▸ **TASK BRIEF**:
Carry forward the article about Johnson's hepatic artery infusion pump treatment, picking up after its final sentence.

▸ **PASSAGE PROVIDED**:
= = = = =
Johnson concluded chemotherapy at the end of January. Scans showed the tumor had shrunk.

Reason for hope

Then, came the most encouraging news of all.

Spectrum Health surgical oncologist G. Paul Wright, MD, was starting a new clinical trial for hepatic artery infusional chemotherapy to the liver. The trial is the first of its kind in the United States and only a few places around the country have an HAI pump program.

He inserted the pump in late February.  During this surgery, he and his partner, fellow surgical oncologist Mathew Chung, MD, performed nanoknife ablation of the tumor in the pancreas. This uses high voltage electrical pulses to shock the tumor while preserving the surrounding structures.

“It’s pumping chemo directly to my liver,” Johnson said. “So far so good with the pump. I haven’t had any side effects. Before with a port, by the time the chemo got to my liver, it was only 25 percent effective. Now, it’s (intended to deliver) 400 times the amount I would be getting through regular chemo.”

Dr. Wright said the hope is to increase longevity for patients who respond to what he called a “very aggressive” treatment.

“One of my primary career interests is the delivery of regional chemotherapy to isolated areas of the body,” Dr. Wright said. “This (aims to) target affected areas while minimizing toxicity that the rest of the body experiences.”

The pump in her abdomen, about the size of a hockey puck, slowly delivers high-dose chemotherapy to the liver over the course of two weeks.

“We then empty the chemotherapy out and take a two-week break before the next pump chemotherapy treatment,” Dr. Wright said. “These treatments are combined with regular chemotherapy through the standard port.”

So far, Johnson’s results are promising.

“As part of the trial we track tumor response using a blood test that is specific to pancreatic cancer,” Dr. Wright said.  “So far, early into her treatment, those numbers have already improved by 90% from when she was first diagnosed.”

Johnson and her husband recently visited Lemmen-Holton to have the chemotherapy removed and heparin placed in the pump, as a two-week placeholder before the next treatment.
= = = = =
▸ **DATASET ENTRIES**:
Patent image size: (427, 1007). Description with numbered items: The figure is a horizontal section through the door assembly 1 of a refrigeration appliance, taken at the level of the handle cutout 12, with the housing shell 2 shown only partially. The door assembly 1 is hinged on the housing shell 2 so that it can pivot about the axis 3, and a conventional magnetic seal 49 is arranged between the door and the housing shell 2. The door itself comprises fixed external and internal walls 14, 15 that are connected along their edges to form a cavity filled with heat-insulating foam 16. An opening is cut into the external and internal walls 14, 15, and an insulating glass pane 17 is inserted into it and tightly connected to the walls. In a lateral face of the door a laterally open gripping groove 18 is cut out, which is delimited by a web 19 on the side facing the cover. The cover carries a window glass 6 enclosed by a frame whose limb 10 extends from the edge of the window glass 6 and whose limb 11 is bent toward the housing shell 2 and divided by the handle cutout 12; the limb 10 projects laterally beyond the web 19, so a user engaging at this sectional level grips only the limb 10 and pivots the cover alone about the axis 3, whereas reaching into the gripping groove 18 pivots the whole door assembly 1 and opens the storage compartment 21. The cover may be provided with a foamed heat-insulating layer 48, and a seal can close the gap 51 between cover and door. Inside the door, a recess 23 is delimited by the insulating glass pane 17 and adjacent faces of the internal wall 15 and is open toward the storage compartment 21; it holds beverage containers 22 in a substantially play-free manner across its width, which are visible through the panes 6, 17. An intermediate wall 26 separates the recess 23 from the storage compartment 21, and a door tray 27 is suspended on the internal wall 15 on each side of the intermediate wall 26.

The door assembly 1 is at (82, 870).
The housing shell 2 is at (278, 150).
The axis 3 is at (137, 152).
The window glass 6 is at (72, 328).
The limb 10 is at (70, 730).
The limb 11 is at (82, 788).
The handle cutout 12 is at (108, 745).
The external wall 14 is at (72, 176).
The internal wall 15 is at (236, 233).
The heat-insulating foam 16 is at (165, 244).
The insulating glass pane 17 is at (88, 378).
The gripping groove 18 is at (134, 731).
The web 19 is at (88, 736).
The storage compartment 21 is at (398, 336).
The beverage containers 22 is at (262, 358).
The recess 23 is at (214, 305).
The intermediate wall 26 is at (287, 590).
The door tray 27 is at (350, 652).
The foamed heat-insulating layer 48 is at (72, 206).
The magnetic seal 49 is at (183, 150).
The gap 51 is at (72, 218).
= = = = =
▸ **ANSWER**:
Clinical research nurse Marianne Morrissey told Johnson she’s looking great.

“We’re very hopeful,” Morrissey said.

Johnson announced that she’s ready to go back to work in her role as a restaurant manager at Brann’s in Grandville.

“Your asking is a good sign that you’re ready,” Morrissey told her.

Shane, a martial arts instructor, said his wife works out three days a week.

“I help people with health and fitness and training,” Shane said. “I’ve taken and applied all of that to Tricia, as if she’s one of my fighters. Every day we work at this. Realistically, she didn’t have six months. It was that bad. That white flag is pretty easy to throw in the air. That’s not an option now.”

Including Johnson’s attitude.

Although she felt scared at first to trial the “direct-to-the-liver” chemotherapy pump, she remained hopeful.

“I look at it like, ‘What do I have to lose?’ I’ll do anything I can to be around longer,” Johnson said.

The plan is for Johnson to undergo the clinical trial pump treatments for six months, with a CT scan after three months.

“I think that’s why I’m still here,” she said. “There’s a reason I was chosen to do this.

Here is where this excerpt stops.